• [Request]: Within the data that follows, how many lines carry the string "title"? Give the number alone.

[Dataset rows about figures]
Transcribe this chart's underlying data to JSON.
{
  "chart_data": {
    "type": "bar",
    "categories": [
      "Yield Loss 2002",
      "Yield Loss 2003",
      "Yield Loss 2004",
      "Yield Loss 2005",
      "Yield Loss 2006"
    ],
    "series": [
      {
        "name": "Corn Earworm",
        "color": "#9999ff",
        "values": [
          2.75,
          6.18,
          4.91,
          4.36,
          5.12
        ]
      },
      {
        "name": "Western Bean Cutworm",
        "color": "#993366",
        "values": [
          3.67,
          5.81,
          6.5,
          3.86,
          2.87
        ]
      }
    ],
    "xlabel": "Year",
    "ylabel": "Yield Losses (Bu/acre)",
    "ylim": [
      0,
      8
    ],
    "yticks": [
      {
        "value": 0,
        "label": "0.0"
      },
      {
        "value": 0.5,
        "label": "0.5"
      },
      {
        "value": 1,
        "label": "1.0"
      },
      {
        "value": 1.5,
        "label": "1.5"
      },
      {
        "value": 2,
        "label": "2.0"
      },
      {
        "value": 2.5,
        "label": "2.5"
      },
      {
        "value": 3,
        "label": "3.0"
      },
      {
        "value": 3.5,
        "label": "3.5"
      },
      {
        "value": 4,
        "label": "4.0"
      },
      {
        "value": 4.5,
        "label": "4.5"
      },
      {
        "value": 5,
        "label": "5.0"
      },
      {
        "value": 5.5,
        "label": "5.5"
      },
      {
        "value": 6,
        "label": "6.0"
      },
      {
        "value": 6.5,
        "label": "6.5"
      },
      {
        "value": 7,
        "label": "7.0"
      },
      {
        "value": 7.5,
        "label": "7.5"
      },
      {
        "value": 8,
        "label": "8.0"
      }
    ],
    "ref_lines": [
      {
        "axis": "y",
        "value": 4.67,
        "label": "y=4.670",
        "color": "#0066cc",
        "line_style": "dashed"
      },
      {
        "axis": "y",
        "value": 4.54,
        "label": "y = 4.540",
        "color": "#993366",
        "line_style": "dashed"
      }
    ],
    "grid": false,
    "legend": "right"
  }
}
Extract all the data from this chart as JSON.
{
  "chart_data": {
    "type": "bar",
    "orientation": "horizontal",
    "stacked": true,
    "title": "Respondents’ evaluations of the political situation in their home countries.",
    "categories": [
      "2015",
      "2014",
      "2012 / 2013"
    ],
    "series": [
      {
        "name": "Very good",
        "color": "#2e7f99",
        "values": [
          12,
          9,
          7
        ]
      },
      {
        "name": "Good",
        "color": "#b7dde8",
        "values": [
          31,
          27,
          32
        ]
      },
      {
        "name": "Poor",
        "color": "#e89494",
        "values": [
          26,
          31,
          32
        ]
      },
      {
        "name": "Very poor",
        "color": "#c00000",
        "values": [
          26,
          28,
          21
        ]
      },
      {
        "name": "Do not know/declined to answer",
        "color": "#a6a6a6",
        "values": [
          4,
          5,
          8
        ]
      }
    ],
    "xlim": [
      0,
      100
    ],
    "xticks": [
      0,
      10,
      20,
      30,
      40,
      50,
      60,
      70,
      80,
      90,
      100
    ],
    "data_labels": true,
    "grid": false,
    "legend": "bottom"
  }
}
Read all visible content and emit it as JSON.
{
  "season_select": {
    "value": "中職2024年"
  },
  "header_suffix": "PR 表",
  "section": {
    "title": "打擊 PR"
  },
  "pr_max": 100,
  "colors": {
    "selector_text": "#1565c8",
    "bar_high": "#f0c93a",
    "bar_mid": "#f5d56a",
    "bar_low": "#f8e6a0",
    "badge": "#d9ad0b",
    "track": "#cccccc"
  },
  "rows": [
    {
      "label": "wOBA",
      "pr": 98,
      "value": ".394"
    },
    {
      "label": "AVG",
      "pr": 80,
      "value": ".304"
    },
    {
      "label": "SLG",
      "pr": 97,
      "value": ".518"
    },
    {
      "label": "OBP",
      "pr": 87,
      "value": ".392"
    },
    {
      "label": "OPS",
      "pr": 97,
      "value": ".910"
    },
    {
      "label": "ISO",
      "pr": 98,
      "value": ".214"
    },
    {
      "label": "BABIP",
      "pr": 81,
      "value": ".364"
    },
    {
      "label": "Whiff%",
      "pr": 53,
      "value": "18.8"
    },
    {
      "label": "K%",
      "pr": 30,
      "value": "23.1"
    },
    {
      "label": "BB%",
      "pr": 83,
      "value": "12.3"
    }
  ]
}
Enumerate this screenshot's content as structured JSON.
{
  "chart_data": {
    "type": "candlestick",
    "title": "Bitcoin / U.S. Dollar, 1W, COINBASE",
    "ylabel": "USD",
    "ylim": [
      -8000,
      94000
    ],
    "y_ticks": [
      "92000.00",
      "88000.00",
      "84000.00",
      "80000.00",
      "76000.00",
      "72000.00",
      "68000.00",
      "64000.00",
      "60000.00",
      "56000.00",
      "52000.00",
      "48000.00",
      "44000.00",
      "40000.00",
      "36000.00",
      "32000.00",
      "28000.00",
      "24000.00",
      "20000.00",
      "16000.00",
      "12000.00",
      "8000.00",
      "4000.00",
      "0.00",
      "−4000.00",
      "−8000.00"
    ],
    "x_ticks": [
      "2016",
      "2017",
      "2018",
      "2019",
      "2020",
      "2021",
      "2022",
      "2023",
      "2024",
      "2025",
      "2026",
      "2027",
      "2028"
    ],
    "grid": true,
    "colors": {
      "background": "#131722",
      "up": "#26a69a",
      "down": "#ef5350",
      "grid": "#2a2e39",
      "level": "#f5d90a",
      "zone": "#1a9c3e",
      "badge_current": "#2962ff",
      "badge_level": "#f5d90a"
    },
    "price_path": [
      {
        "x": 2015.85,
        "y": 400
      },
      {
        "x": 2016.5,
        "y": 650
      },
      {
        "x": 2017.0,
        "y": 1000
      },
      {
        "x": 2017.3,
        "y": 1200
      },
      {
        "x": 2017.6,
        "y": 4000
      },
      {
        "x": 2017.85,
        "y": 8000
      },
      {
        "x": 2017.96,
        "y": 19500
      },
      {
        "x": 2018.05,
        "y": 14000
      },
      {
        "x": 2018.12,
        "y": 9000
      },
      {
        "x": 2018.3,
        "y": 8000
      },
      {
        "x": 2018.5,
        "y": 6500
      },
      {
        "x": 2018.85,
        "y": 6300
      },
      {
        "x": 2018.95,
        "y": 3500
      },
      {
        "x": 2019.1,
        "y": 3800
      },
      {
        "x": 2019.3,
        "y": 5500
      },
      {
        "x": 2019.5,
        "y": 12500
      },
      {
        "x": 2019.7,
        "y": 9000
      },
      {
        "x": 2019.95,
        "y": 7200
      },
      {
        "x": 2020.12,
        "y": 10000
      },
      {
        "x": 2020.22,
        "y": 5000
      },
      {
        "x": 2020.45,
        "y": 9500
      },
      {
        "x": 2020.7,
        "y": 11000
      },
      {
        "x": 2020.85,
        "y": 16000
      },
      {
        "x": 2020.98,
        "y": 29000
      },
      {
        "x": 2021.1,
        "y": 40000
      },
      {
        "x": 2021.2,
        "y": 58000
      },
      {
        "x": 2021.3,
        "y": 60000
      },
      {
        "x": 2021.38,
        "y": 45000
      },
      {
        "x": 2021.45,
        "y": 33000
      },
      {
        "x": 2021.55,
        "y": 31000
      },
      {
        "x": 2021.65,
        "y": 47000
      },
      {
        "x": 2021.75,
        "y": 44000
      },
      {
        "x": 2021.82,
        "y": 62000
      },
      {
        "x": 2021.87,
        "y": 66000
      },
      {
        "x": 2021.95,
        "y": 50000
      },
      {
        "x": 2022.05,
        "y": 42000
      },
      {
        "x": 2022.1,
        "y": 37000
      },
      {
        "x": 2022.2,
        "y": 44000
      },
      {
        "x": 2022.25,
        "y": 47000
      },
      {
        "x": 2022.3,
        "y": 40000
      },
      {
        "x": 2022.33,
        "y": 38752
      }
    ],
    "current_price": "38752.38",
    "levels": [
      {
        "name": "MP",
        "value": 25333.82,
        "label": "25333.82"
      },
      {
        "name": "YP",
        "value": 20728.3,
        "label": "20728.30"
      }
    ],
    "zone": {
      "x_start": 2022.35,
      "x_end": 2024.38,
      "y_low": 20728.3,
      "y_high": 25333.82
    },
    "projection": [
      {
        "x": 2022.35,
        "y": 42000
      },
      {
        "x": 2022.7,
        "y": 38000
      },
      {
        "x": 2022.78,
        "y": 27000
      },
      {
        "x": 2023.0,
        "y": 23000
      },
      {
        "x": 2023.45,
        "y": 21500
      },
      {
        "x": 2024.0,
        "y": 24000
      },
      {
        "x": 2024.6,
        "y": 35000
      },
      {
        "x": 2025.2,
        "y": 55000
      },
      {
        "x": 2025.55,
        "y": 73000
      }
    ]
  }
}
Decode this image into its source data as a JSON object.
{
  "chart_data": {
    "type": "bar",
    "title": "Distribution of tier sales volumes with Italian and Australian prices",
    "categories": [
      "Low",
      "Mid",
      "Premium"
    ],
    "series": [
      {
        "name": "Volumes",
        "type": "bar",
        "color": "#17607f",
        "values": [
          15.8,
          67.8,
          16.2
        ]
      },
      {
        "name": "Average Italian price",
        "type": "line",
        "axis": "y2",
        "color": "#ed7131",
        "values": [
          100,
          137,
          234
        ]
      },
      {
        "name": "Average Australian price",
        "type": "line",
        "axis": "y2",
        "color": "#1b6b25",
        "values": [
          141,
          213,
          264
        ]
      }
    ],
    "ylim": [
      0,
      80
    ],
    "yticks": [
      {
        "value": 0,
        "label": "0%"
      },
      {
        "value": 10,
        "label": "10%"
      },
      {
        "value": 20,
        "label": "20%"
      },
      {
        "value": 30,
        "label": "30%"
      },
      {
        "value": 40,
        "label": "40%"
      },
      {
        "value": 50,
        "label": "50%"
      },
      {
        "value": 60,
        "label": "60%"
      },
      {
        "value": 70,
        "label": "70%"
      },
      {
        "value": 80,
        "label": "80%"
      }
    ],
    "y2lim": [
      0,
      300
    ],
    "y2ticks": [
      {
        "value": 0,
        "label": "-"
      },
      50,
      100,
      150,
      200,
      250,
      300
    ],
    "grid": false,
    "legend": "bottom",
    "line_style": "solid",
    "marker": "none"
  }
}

• [Task answer]: 4